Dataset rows
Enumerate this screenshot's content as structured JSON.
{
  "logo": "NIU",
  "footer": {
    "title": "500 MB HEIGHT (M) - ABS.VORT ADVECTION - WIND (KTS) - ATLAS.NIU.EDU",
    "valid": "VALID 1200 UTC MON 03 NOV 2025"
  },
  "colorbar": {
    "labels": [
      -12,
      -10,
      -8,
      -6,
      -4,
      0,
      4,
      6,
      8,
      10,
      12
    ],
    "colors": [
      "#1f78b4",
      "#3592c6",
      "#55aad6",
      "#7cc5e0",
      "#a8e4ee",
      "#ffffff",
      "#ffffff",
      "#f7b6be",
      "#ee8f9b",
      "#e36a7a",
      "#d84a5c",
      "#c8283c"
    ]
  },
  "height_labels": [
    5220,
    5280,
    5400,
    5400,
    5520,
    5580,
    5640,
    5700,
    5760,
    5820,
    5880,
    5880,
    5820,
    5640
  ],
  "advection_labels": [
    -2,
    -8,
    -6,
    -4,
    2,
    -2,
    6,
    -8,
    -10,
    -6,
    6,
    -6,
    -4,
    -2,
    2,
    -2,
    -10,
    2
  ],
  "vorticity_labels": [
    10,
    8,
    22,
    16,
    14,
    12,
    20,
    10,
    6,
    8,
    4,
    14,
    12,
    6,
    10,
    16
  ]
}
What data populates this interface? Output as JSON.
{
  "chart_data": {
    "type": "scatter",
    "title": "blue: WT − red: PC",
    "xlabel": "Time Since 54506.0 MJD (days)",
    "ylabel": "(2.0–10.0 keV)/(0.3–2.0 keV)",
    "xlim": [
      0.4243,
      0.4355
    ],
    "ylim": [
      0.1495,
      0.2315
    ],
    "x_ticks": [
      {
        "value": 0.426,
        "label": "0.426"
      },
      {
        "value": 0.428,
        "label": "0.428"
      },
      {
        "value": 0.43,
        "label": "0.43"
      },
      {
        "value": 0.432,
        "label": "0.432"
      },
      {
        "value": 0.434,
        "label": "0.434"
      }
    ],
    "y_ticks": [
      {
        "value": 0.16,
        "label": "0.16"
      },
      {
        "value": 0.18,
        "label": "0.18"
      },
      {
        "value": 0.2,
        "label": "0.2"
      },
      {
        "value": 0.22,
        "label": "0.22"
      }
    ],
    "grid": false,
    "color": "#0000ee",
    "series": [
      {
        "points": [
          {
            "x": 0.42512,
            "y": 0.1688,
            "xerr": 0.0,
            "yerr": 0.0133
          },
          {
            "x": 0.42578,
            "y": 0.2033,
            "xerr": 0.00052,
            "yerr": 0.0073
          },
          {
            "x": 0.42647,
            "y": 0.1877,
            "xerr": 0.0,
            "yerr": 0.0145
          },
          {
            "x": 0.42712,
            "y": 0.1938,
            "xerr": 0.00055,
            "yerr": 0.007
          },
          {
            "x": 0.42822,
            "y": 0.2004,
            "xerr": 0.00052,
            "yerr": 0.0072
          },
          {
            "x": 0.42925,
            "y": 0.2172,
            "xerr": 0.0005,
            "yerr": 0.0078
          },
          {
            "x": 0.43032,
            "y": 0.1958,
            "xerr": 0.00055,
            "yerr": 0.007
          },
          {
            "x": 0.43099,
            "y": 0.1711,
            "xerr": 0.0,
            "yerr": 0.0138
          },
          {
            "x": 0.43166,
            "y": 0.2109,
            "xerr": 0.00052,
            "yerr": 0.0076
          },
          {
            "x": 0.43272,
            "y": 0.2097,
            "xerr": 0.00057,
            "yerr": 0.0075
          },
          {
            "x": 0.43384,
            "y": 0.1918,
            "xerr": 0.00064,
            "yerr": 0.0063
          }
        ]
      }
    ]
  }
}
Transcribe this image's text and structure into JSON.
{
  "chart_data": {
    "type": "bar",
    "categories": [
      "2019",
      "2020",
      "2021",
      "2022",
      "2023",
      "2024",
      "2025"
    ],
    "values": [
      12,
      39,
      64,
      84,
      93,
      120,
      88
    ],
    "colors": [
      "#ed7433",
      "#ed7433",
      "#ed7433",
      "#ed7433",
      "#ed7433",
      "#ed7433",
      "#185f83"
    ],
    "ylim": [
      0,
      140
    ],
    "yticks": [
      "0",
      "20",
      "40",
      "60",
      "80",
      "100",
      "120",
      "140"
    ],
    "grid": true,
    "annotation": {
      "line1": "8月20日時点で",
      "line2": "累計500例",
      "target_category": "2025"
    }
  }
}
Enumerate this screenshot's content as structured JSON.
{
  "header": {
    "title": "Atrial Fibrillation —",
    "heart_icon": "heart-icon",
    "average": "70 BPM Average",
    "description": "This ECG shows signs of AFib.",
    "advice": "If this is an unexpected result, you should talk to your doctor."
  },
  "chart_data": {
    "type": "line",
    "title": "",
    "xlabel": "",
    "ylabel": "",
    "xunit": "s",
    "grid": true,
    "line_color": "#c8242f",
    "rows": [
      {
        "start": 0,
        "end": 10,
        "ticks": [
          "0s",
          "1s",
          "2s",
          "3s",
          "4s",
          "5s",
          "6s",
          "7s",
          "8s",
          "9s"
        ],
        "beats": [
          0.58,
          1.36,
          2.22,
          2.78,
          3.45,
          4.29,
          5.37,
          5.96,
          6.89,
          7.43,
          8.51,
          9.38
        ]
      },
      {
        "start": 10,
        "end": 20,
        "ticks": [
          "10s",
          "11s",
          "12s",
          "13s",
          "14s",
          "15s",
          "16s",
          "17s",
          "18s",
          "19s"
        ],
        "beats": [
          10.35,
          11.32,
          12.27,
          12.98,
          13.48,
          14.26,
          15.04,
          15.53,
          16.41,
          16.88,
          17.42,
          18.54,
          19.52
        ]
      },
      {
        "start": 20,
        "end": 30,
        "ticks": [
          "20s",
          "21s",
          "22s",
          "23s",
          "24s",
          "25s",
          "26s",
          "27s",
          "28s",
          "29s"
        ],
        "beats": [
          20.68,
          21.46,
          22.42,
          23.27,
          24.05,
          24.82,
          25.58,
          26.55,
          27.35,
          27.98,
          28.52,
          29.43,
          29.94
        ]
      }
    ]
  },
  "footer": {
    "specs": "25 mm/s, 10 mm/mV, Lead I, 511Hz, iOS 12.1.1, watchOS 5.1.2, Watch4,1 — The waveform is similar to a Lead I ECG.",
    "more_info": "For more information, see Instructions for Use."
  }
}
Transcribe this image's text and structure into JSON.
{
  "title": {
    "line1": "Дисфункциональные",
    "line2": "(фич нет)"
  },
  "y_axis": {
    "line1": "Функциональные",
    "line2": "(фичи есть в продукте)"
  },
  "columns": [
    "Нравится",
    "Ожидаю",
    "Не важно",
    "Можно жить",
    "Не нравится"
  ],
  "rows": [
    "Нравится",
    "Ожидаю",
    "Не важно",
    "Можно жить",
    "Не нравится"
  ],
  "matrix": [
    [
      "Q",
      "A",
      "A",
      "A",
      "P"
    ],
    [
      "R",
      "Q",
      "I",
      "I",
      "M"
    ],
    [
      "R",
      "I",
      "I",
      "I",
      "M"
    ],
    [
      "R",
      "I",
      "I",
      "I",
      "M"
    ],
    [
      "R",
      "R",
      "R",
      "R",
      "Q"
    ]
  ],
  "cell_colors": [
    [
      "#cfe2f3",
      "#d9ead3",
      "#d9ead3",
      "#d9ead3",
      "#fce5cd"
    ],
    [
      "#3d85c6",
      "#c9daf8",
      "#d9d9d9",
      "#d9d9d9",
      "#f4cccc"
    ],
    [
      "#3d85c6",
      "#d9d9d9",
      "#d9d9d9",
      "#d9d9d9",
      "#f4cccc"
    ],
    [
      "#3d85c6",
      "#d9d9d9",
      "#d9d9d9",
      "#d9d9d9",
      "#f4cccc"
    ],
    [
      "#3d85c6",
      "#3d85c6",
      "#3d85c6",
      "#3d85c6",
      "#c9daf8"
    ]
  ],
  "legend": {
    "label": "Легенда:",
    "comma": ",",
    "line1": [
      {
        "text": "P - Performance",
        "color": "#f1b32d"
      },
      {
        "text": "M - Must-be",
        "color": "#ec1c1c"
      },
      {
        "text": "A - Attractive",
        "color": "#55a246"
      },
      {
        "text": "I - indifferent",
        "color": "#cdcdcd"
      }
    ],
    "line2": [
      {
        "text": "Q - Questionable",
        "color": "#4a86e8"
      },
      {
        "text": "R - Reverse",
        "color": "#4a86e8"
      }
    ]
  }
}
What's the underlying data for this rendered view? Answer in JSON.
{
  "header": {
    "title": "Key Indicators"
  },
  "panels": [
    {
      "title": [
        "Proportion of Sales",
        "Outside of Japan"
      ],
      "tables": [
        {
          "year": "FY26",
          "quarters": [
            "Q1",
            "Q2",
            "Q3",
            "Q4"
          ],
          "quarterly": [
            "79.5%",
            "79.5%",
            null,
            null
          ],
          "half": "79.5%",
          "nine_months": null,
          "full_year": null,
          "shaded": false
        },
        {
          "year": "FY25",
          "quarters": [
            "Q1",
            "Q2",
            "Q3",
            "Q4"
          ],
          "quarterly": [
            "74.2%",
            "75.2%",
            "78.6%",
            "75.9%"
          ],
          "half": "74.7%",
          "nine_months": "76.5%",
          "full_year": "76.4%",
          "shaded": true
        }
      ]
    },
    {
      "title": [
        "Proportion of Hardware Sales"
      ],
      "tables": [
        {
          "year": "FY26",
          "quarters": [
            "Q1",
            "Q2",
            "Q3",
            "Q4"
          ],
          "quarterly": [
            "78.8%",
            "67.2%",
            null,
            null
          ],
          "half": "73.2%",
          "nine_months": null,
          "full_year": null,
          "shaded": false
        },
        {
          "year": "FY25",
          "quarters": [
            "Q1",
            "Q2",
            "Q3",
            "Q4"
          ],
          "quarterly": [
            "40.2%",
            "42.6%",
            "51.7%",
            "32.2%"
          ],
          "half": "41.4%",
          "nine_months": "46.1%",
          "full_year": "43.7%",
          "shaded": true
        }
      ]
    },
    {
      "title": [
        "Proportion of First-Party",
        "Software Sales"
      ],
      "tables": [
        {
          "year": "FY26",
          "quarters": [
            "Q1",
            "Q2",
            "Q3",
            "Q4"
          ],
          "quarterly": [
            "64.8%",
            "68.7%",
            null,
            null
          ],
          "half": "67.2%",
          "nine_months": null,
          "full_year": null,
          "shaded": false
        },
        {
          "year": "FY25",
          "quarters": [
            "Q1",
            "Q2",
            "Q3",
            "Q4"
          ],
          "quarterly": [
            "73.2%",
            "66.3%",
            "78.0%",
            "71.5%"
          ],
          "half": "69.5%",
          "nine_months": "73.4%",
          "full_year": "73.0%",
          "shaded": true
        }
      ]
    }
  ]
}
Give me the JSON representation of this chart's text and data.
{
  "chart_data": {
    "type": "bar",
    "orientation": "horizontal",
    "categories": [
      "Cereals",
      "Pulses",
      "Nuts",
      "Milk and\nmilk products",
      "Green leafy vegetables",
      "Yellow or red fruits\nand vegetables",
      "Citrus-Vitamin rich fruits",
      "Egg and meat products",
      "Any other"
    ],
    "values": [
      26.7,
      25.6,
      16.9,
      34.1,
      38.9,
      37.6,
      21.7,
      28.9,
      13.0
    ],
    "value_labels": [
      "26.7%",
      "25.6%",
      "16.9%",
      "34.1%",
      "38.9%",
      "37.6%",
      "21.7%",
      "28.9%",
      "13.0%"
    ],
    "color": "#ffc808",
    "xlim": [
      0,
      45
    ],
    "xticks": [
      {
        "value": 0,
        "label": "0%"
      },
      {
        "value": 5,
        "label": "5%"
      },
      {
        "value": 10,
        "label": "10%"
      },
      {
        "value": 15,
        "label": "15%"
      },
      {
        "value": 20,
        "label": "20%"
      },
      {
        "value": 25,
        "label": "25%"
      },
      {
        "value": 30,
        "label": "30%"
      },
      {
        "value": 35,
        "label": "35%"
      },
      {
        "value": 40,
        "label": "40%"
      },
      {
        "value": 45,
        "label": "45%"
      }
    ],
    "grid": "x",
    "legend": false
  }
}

→ Instructions to follow:
Using the material above, copy every line in which the string "products" occurs.

→ Full output:
      "Milk and\nmilk products",
      "Egg and meat products",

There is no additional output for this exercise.